• _AIM OF THE EXERCISE_:
Copy out all the lines exactly. Omit pictures.

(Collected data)
***

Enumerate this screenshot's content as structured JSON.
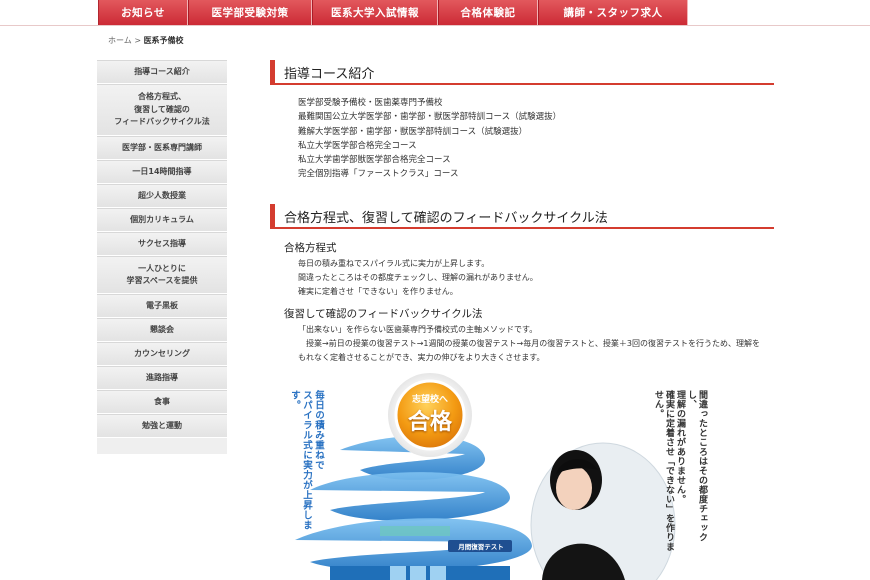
{
  "nav": {
    "items": [
      "お知らせ",
      "医学部受験対策",
      "医系大学入試情報",
      "合格体験記",
      "講師・スタッフ求人"
    ]
  },
  "breadcrumb": {
    "home": "ホーム",
    "sep": ">",
    "current": "医系予備校"
  },
  "sidebar": {
    "items": [
      {
        "lines": [
          "指導コース紹介"
        ]
      },
      {
        "lines": [
          "合格方程式、",
          "復習して確認の",
          "フィードバックサイクル法"
        ]
      },
      {
        "lines": [
          "医学部・医系専門講師"
        ]
      },
      {
        "lines": [
          "一日14時間指導"
        ]
      },
      {
        "lines": [
          "超少人数授業"
        ]
      },
      {
        "lines": [
          "個別カリキュラム"
        ]
      },
      {
        "lines": [
          "サクセス指導"
        ]
      },
      {
        "lines": [
          "一人ひとりに",
          "学習スペースを提供"
        ]
      },
      {
        "lines": [
          "電子黒板"
        ]
      },
      {
        "lines": [
          "懇談会"
        ]
      },
      {
        "lines": [
          "カウンセリング"
        ]
      },
      {
        "lines": [
          "進路指導"
        ]
      },
      {
        "lines": [
          "食事"
        ]
      },
      {
        "lines": [
          "勉強と運動"
        ]
      }
    ]
  },
  "courses": {
    "title": "指導コース紹介",
    "items": [
      "医学部受験予備校・医歯薬専門予備校",
      "最難関国公立大学医学部・歯学部・獣医学部特訓コース（試験選抜）",
      "難解大学医学部・歯学部・獣医学部特訓コース（試験選抜）",
      "私立大学医学部合格完全コース",
      "私立大学歯学部獣医学部合格完全コース",
      "完全個別指導「ファーストクラス」コース"
    ]
  },
  "feedback": {
    "title": "合格方程式、復習して確認のフィードバックサイクル法",
    "formula": {
      "heading": "合格方程式",
      "lines": [
        "毎日の積み重ねでスパイラル式に実力が上昇します。",
        "間違ったところはその都度チェックし、理解の漏れがありません。",
        "確実に定着させ「できない」を作りません。"
      ]
    },
    "cycle": {
      "heading": "復習して確認のフィードバックサイクル法",
      "line1": "「出来ない」を作らない医歯薬専門予備校式の主軸メソッドです。",
      "line2": "　授業→前日の授業の復習テスト→1週間の授業の復習テスト→毎月の復習テストと、授業＋3回の復習テストを行うため、理解をもれなく定着させることができ、実力の伸びをより大きくさせます。"
    }
  },
  "illustration": {
    "badge_top": "志望校へ",
    "badge_main": "合格",
    "left_vertical": [
      "毎日の積み重ねで",
      "スパイラル式に実力が上昇します。"
    ],
    "right_vertical": [
      "間違ったところはその都度チェックし、",
      "理解の漏れがありません。",
      "確実に定着させ「できない」を作りません。"
    ],
    "monthly_label": "月間復習テスト",
    "colors": {
      "ribbon": "#3b8fd6",
      "badge": "#f39a12",
      "accent": "#d43c2f"
    }
  }
}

***

• _REPLY_:
Enumerate this screenshot's content as structured JSON.
{
  "nav": {
    "items": [
      "お知らせ",
      "医学部受験対策",
      "医系大学入試情報",
      "合格体験記",
      "講師・スタッフ求人"
    ]
  },
  "breadcrumb": {
    "home": "ホーム",
    "sep": ">",
    "current": "医系予備校"
  },
  "sidebar": {
    "items": [
      {
        "lines": [
          "指導コース紹介"
        ]
      },
      {
        "lines": [
          "合格方程式、",
          "復習して確認の",
          "フィードバックサイクル法"
        ]
      },
      {
        "lines": [
          "医学部・医系専門講師"
        ]
      },
      {
        "lines": [
          "一日14時間指導"
        ]
      },
      {
        "lines": [
          "超少人数授業"
        ]
      },
      {
        "lines": [
          "個別カリキュラム"
        ]
      },
      {
        "lines": [
          "サクセス指導"
        ]
      },
      {
        "lines": [
          "一人ひとりに",
          "学習スペースを提供"
        ]
      },
      {
        "lines": [
          "電子黒板"
        ]
      },
      {
        "lines": [
          "懇談会"
        ]
      },
      {
        "lines": [
          "カウンセリング"
        ]
      },
      {
        "lines": [
          "進路指導"
        ]
      },
      {
        "lines": [
          "食事"
        ]
      },
      {
        "lines": [
          "勉強と運動"
        ]
      }
    ]
  },
  "courses": {
    "title": "指導コース紹介",
    "items": [
      "医学部受験予備校・医歯薬専門予備校",
      "最難関国公立大学医学部・歯学部・獣医学部特訓コース（試験選抜）",
      "難解大学医学部・歯学部・獣医学部特訓コース（試験選抜）",
      "私立大学医学部合格完全コース",
      "私立大学歯学部獣医学部合格完全コース",
      "完全個別指導「ファーストクラス」コース"
    ]
  },
  "feedback": {
    "title": "合格方程式、復習して確認のフィードバックサイクル法",
    "formula": {
      "heading": "合格方程式",
      "lines": [
        "毎日の積み重ねでスパイラル式に実力が上昇します。",
        "間違ったところはその都度チェックし、理解の漏れがありません。",
        "確実に定着させ「できない」を作りません。"
      ]
    },
    "cycle": {
      "heading": "復習して確認のフィードバックサイクル法",
      "line1": "「出来ない」を作らない医歯薬専門予備校式の主軸メソッドです。",
      "line2": "　授業→前日の授業の復習テスト→1週間の授業の復習テスト→毎月の復習テストと、授業＋3回の復習テストを行うため、理解をもれなく定着させることができ、実力の伸びをより大きくさせます。"
    }
  },
  "illustration": {
    "badge_top": "志望校へ",
    "badge_main": "合格",
    "left_vertical": [
      "毎日の積み重ねで",
      "スパイラル式に実力が上昇します。"
    ],
    "right_vertical": [
      "間違ったところはその都度チェックし、",
      "理解の漏れがありません。",
      "確実に定着させ「できない」を作りません。"
    ],
    "monthly_label": "月間復習テスト",
    "colors": {
      "ribbon": "#3b8fd6",
      "badge": "#f39a12",
      "accent": "#d43c2f"
    }
  }
}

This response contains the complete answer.